**Task instructions:** Copy out the data word for word, starting with the line that contains "empty-state-message: Share handouts: white" and going on through the line that contains "popout-icon[interactable] xyxy=(584,34,610,60)", both included.

**Provided information:**
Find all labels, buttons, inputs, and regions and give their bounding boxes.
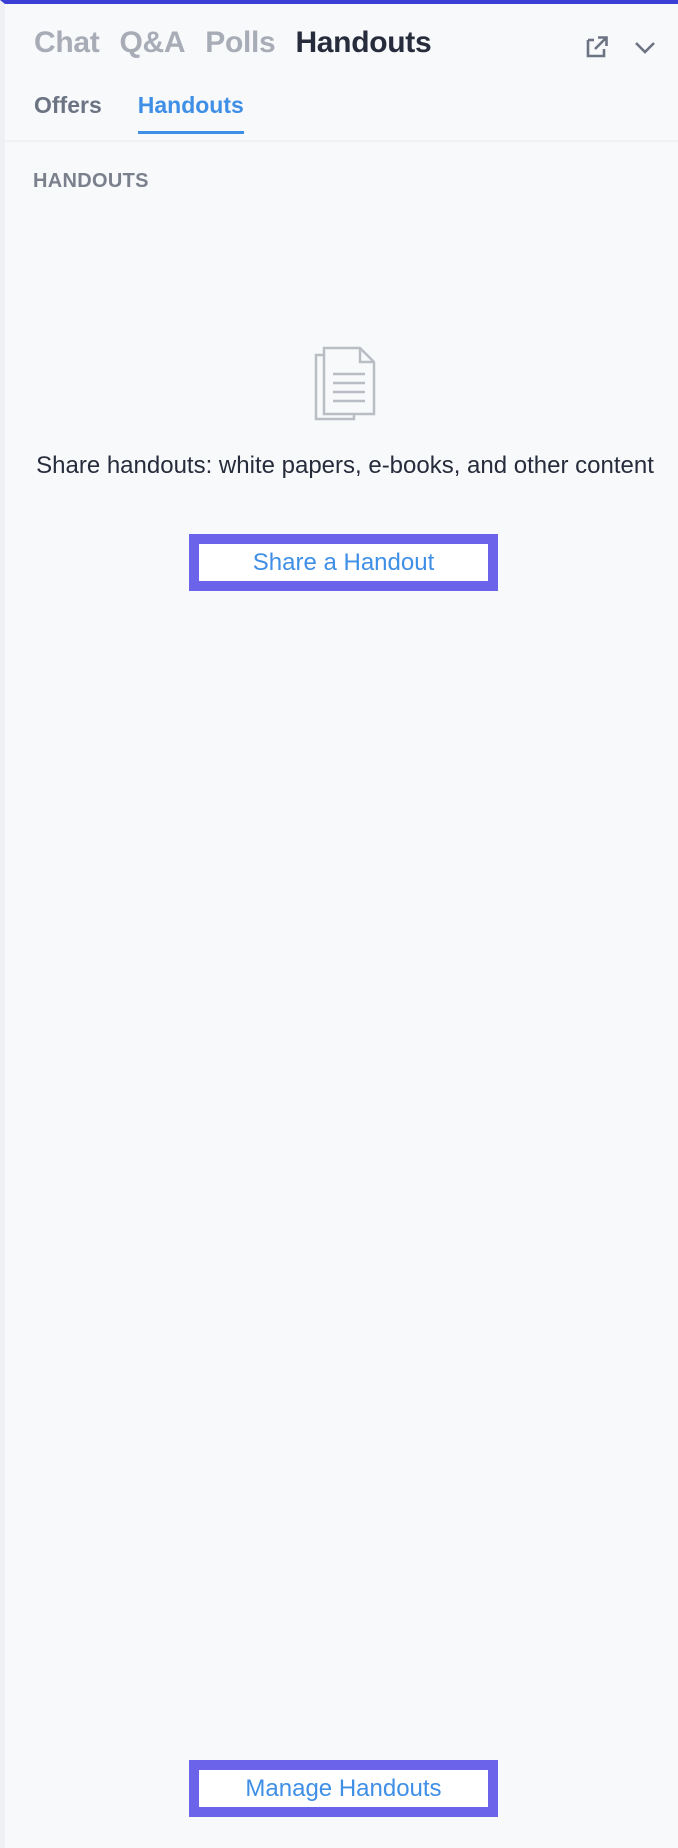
empty-state-message: Share handouts: white papers, e-books, a… xyxy=(36,452,654,479)
manage-handouts-button[interactable]: Manage Handouts xyxy=(189,1760,498,1817)
main-tabs: Chat Q&A Polls Handouts xyxy=(34,26,432,60)
tab-qa[interactable]: Q&A xyxy=(119,26,185,60)
subtab-offers[interactable]: Offers xyxy=(34,92,102,134)
document-icon xyxy=(314,346,376,421)
share-handout-button[interactable]: Share a Handout xyxy=(189,534,498,591)
sub-tabs: Offers Handouts xyxy=(34,92,244,134)
popout-icon[interactable] xyxy=(584,34,610,60)
chevron-down-icon[interactable] xyxy=(632,34,658,60)
section-title: HANDOUTS xyxy=(33,170,149,192)
header-actions xyxy=(584,34,658,60)
subtab-handouts[interactable]: Handouts xyxy=(137,92,244,134)
divider xyxy=(5,140,678,142)
handouts-panel: Chat Q&A Polls Handouts Offers Handouts … xyxy=(0,0,678,1848)
tab-polls[interactable]: Polls xyxy=(205,26,276,60)
tab-handouts[interactable]: Handouts xyxy=(295,26,431,60)
tab-chat[interactable]: Chat xyxy=(34,26,100,60)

**Right answer:**
empty-state-message: Share handouts: white papers, e-books, a… xyxy=(36,452,654,479)
manage-handouts-button[interactable]: Manage Handouts xyxy=(189,1760,498,1817)
main-tabs: Chat Q&A Polls Handouts xyxy=(34,26,432,60)
tab-qa[interactable]: Q&A xyxy=(119,26,185,60)
subtab-offers[interactable]: Offers xyxy=(34,92,102,134)
document-icon xyxy=(314,346,376,421)
share-handout-button[interactable]: Share a Handout xyxy=(189,534,498,591)
sub-tabs: Offers Handouts xyxy=(34,92,244,134)
popout-icon[interactable] xyxy=(584,34,610,60)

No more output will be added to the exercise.